_EXERCISE DIRECTIONS_: Transcribe all the records exactly and omit any images they hold.

_GIVEN RECORDS_:
+===+

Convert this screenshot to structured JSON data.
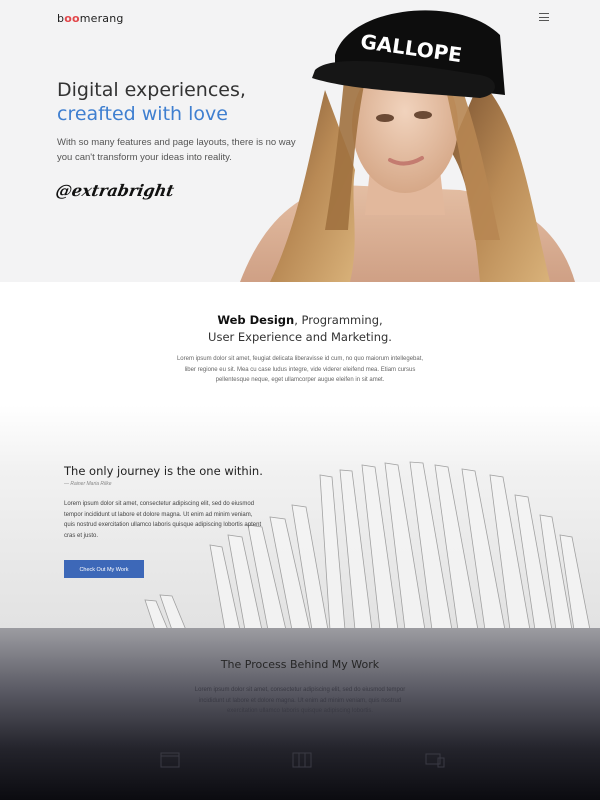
{
  "header": {
    "logo_prefix": "b",
    "logo_oo": "oo",
    "logo_suffix": "merang",
    "menu_icon": "hamburger-menu-icon"
  },
  "hero": {
    "title_line1": "Digital experiences,",
    "title_line2": "creafted with love",
    "lead": "With so many features and page layouts, there is no way you can't transform your ideas into reality.",
    "signature": "@extrabright",
    "cap_text": "GALLOPE",
    "accent_color": "#3f7fd0"
  },
  "services": {
    "heading_bold": "Web Design",
    "heading_rest1": ", Programming,",
    "heading_line2": "User Experience and Marketing.",
    "body": "Lorem ipsum dolor sit amet, feugiat delicata liberavisse id cum, no quo maiorum intellegebat, liber regione eu sit. Mea cu case ludus integre, vide viderer eleifend mea. Etiam cursus pellentesque neque, eget ullamcorper augue eleifen in sit amet."
  },
  "quote": {
    "title": "The only journey is the one within.",
    "author": "— Rainer Maria Rilke",
    "body": "Lorem ipsum dolor sit amet, consectetur adipiscing elit, sed do eiusmod tempor incididunt ut labore et dolore magna. Ut enim ad minim veniam, quis nostrud exercitation ullamco laboris quisque adipiscing lobortis aptent cras et justo.",
    "button_label": "Check Out My Work",
    "button_color": "#3d68b8"
  },
  "process": {
    "title": "The Process Behind My Work",
    "body": "Lorem ipsum dolor sit amet, consectetur adipiscing elit, sed do eiusmod tempor incididunt ut labore et dolore magna. Ut enim ad minim veniam, quis nostrud exercitation ullamco laboris quisque adipiscing lobortis.",
    "icons": [
      "browser-window-icon",
      "columns-layout-icon",
      "devices-icon"
    ]
  }
}
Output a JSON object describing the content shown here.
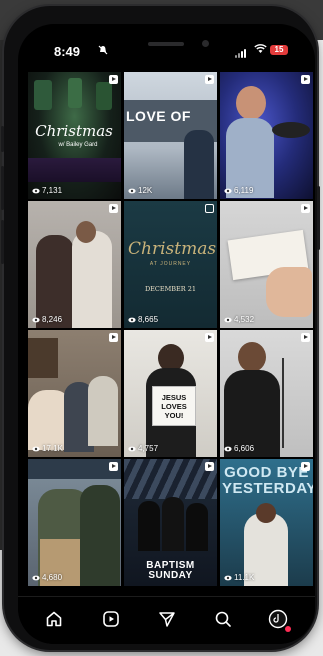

+===+

_SOLUTION_:
Convert this screenshot to structured JSON data.
{
  "header": {
    "logo_prefix": "b",
    "logo_oo": "oo",
    "logo_suffix": "merang",
    "menu_icon": "hamburger-menu-icon"
  },
  "hero": {
    "title_line1": "Digital experiences,",
    "title_line2": "creafted with love",
    "lead": "With so many features and page layouts, there is no way you can't transform your ideas into reality.",
    "signature": "@extrabright",
    "cap_text": "GALLOPE",
    "accent_color": "#3f7fd0"
  },
  "services": {
    "heading_bold": "Web Design",
    "heading_rest1": ", Programming,",
    "heading_line2": "User Experience and Marketing.",
    "body": "Lorem ipsum dolor sit amet, feugiat delicata liberavisse id cum, no quo maiorum intellegebat, liber regione eu sit. Mea cu case ludus integre, vide viderer eleifend mea. Etiam cursus pellentesque neque, eget ullamcorper augue eleifen in sit amet."
  },
  "quote": {
    "title": "The only journey is the one within.",
    "author": "— Rainer Maria Rilke",
    "body": "Lorem ipsum dolor sit amet, consectetur adipiscing elit, sed do eiusmod tempor incididunt ut labore et dolore magna. Ut enim ad minim veniam, quis nostrud exercitation ullamco laboris quisque adipiscing lobortis aptent cras et justo.",
    "button_label": "Check Out My Work",
    "button_color": "#3d68b8"
  },
  "process": {
    "title": "The Process Behind My Work",
    "body": "Lorem ipsum dolor sit amet, consectetur adipiscing elit, sed do eiusmod tempor incididunt ut labore et dolore magna. Ut enim ad minim veniam, quis nostrud exercitation ullamco laboris quisque adipiscing lobortis.",
    "icons": [
      "browser-window-icon",
      "columns-layout-icon",
      "devices-icon"
    ]
  }
}
Output a JSON object describing the content shown here.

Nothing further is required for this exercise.